* TASK TO CARRY OUT *
Return every line below in which "name" appears.

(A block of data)
>>>>

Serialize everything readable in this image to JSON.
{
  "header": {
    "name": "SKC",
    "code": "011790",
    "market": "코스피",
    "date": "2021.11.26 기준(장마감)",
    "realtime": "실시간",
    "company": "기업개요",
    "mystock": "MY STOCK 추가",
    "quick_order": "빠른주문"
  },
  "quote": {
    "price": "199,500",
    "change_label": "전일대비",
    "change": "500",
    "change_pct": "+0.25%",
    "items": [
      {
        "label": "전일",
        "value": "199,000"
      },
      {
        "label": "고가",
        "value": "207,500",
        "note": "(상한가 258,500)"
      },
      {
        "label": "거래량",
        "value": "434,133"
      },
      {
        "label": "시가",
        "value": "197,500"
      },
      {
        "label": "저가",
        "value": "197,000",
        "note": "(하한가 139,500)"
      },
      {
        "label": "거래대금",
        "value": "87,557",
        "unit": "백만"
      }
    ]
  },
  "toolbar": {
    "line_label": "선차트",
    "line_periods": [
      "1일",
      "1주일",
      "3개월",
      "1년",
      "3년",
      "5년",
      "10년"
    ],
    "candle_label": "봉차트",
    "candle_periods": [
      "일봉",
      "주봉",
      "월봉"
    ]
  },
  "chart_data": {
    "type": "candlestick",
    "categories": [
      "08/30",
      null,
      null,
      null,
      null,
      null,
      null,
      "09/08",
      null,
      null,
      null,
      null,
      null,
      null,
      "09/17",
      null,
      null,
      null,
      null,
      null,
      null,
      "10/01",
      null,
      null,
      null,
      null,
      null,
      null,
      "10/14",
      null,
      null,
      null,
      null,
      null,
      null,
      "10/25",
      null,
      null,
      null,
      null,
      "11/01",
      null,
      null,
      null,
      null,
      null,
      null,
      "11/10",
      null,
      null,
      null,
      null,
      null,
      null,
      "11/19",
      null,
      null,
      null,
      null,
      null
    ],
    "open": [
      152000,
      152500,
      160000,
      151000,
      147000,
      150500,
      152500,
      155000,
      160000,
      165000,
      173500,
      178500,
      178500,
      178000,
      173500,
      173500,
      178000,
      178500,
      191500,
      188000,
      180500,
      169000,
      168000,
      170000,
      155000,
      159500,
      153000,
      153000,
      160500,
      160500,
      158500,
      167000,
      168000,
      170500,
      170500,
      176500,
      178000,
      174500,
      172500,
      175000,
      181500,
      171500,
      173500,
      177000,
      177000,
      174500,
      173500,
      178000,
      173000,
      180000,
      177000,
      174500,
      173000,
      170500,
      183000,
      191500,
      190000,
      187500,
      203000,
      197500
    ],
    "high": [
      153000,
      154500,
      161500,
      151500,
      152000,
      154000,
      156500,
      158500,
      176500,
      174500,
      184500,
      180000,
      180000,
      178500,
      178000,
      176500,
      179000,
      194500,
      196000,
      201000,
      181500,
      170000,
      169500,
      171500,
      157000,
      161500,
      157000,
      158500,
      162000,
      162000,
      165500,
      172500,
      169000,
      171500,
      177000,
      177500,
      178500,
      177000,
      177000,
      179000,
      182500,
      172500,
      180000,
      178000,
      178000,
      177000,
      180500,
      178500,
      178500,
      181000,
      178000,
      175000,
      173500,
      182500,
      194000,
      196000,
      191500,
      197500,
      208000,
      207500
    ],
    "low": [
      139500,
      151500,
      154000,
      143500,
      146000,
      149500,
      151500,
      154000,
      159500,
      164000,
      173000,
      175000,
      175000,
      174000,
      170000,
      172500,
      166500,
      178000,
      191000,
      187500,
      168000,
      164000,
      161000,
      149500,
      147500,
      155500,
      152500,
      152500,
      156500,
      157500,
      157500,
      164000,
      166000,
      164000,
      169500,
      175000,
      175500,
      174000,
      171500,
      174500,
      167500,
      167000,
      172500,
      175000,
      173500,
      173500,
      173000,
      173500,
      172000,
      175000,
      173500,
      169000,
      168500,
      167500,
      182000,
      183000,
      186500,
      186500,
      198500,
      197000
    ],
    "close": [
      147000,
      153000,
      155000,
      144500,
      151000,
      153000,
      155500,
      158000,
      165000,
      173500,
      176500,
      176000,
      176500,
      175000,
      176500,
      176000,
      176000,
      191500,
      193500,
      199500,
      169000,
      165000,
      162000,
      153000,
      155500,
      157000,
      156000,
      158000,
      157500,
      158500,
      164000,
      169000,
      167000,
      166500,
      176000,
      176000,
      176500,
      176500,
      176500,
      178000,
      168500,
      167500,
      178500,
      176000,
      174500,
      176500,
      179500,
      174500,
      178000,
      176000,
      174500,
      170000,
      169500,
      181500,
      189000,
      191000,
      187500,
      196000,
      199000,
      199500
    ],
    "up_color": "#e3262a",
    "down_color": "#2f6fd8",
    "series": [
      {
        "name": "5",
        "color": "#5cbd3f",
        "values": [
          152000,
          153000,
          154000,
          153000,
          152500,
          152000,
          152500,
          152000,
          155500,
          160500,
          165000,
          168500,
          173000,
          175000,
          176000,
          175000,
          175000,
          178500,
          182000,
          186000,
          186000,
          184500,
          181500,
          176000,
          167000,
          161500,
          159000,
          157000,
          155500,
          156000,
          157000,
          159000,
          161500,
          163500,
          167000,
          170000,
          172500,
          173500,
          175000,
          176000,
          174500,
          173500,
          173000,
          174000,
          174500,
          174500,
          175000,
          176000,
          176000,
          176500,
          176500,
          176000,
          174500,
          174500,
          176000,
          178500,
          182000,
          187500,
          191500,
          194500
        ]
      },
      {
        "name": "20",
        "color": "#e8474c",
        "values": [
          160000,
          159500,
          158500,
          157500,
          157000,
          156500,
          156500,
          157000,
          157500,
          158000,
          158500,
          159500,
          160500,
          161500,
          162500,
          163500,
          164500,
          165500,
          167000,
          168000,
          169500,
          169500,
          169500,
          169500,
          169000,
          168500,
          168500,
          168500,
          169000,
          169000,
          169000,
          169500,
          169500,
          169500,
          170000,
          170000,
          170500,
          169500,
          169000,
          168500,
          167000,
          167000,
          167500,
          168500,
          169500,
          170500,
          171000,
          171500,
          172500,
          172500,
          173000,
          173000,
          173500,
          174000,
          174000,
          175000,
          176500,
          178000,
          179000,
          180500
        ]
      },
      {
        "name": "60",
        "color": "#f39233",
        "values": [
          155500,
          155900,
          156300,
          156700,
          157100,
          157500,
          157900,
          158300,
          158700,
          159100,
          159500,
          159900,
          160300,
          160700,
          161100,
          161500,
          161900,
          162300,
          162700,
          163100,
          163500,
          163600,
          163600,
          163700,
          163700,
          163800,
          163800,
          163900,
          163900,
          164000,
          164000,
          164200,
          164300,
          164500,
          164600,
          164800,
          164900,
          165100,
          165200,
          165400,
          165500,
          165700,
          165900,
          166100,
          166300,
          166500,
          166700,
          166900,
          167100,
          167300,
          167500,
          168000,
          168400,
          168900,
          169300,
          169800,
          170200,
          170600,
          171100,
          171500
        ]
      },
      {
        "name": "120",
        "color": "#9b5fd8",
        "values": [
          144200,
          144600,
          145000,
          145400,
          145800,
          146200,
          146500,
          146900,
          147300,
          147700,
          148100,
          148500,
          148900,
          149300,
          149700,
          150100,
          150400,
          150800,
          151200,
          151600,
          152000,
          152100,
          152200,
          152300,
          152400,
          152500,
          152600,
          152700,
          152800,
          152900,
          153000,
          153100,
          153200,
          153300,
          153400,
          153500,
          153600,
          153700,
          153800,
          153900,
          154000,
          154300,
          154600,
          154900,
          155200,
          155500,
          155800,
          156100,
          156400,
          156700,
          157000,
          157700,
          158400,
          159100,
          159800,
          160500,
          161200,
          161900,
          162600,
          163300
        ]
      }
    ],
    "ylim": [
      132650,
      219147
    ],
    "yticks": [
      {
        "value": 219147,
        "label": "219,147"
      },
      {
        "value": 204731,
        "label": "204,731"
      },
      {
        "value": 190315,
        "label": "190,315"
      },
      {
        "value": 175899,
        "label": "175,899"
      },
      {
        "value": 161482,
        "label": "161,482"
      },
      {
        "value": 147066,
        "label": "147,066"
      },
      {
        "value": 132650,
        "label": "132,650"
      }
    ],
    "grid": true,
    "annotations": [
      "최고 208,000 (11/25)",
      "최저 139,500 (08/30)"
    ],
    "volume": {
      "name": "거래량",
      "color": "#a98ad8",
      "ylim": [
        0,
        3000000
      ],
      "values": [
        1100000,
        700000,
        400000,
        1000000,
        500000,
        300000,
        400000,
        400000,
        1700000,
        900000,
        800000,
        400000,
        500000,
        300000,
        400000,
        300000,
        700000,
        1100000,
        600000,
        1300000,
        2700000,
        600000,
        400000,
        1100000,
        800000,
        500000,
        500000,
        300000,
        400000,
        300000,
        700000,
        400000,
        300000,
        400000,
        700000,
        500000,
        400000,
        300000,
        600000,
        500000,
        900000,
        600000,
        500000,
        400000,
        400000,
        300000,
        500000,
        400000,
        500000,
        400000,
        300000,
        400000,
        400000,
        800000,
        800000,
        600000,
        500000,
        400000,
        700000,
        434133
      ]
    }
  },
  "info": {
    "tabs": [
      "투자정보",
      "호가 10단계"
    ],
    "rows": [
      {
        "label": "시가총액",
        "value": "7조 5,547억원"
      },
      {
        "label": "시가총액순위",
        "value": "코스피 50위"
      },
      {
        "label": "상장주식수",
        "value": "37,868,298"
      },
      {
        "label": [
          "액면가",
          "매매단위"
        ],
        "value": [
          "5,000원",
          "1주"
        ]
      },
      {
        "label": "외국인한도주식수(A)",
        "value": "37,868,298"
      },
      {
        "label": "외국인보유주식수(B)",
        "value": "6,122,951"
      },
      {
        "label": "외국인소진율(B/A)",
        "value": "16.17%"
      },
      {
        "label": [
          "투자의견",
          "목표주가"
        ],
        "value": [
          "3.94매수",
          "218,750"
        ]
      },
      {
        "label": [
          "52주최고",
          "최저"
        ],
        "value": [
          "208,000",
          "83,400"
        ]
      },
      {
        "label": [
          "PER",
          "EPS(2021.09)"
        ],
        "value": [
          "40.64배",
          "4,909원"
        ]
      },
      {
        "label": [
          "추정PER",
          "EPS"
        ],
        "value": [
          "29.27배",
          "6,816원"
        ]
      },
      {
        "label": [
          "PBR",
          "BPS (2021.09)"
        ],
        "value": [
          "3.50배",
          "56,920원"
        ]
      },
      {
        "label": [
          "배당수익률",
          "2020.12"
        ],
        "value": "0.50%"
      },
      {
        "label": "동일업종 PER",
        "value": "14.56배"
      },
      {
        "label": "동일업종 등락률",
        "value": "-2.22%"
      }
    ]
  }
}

<<<<

* SOLUTION TO THIS TASK *
    "name": "SKC",
        "name": "5",
        "name": "20",
        "name": "60",
        "name": "120",
      "name": "거래량",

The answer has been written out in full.